Turn the lines of each item below into a numbered list, and leave out any blank lines.

────────

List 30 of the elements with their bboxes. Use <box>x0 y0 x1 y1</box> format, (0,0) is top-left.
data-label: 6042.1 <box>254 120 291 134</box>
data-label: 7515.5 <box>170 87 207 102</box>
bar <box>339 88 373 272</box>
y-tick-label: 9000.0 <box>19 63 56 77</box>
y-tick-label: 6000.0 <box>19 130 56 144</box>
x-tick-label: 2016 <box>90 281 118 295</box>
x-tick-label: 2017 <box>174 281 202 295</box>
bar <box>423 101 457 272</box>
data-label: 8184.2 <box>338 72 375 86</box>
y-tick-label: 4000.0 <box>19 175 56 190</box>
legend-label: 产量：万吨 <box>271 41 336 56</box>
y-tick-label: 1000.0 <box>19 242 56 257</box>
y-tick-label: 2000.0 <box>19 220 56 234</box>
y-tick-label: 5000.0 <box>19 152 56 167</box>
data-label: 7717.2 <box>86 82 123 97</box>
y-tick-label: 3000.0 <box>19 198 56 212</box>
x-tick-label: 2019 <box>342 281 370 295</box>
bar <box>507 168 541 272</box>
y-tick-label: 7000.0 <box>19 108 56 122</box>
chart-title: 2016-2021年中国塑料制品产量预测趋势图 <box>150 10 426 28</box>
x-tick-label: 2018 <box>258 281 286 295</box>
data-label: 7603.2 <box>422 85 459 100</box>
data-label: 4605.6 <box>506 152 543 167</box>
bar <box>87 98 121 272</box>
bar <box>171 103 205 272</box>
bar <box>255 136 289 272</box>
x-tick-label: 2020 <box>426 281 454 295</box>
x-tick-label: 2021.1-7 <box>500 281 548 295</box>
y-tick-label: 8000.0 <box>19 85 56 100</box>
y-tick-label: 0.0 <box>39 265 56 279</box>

────────

RESULT FOR THIS TASK:
1. List 30 of the elements with their bboxes. Use <box>x0 y0 x1 y1</box> format, (0,0) is top-left.
2. data-label: 6042.1 <box>254 120 291 134</box>
3. data-label: 7515.5 <box>170 87 207 102</box>
4. bar <box>339 88 373 272</box>
5. y-tick-label: 9000.0 <box>19 63 56 77</box>
6. y-tick-label: 6000.0 <box>19 130 56 144</box>
7. x-tick-label: 2016 <box>90 281 118 295</box>
8. x-tick-label: 2017 <box>174 281 202 295</box>
9. bar <box>423 101 457 272</box>
10. data-label: 8184.2 <box>338 72 375 86</box>
11. y-tick-label: 4000.0 <box>19 175 56 190</box>
12. legend-label: 产量：万吨 <box>271 41 336 56</box>
13. y-tick-label: 1000.0 <box>19 242 56 257</box>
14. y-tick-label: 2000.0 <box>19 220 56 234</box>
15. y-tick-label: 5000.0 <box>19 152 56 167</box>
16. data-label: 7717.2 <box>86 82 123 97</box>
17. y-tick-label: 3000.0 <box>19 198 56 212</box>
18. x-tick-label: 2019 <box>342 281 370 295</box>
19. bar <box>507 168 541 272</box>
20. y-tick-label: 7000.0 <box>19 108 56 122</box>
21. chart-title: 2016-2021年中国塑料制品产量预测趋势图 <box>150 10 426 28</box>
22. x-tick-label: 2018 <box>258 281 286 295</box>
23. data-label: 7603.2 <box>422 85 459 100</box>
24. data-label: 4605.6 <box>506 152 543 167</box>
25. bar <box>87 98 121 272</box>
26. bar <box>171 103 205 272</box>
27. bar <box>255 136 289 272</box>
28. x-tick-label: 2020 <box>426 281 454 295</box>
29. x-tick-label: 2021.1-7 <box>500 281 548 295</box>
30. y-tick-label: 8000.0 <box>19 85 56 100</box>
31. y-tick-label: 0.0 <box>39 265 56 279</box>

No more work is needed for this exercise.